• _RECORDS TO USE_:
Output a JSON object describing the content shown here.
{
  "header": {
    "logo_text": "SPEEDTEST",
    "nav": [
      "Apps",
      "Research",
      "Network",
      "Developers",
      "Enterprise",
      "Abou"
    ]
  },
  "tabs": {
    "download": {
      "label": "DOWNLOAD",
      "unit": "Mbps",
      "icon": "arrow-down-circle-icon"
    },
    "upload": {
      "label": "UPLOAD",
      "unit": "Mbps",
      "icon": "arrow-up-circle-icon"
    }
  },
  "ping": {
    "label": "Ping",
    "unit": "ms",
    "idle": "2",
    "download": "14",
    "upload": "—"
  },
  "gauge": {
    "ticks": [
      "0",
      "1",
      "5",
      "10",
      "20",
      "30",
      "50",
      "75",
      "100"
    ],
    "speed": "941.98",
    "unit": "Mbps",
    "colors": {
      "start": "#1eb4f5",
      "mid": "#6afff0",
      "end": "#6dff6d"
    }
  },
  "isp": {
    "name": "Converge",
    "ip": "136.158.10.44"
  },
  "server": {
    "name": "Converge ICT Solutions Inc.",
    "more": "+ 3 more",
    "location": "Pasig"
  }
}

• _STATED PROBLEM_: Each line of the material above needs to be quoted exactly, please.

• _COMPLETE RESPONSE_:
Output a JSON object describing the content shown here.
{
  "header": {
    "logo_text": "SPEEDTEST",
    "nav": [
      "Apps",
      "Research",
      "Network",
      "Developers",
      "Enterprise",
      "Abou"
    ]
  },
  "tabs": {
    "download": {
      "label": "DOWNLOAD",
      "unit": "Mbps",
      "icon": "arrow-down-circle-icon"
    },
    "upload": {
      "label": "UPLOAD",
      "unit": "Mbps",
      "icon": "arrow-up-circle-icon"
    }
  },
  "ping": {
    "label": "Ping",
    "unit": "ms",
    "idle": "2",
    "download": "14",
    "upload": "—"
  },
  "gauge": {
    "ticks": [
      "0",
      "1",
      "5",
      "10",
      "20",
      "30",
      "50",
      "75",
      "100"
    ],
    "speed": "941.98",
    "unit": "Mbps",
    "colors": {
      "start": "#1eb4f5",
      "mid": "#6afff0",
      "end": "#6dff6d"
    }
  },
  "isp": {
    "name": "Converge",
    "ip": "136.158.10.44"
  },
  "server": {
    "name": "Converge ICT Solutions Inc.",
    "more": "+ 3 more",
    "location": "Pasig"
  }
}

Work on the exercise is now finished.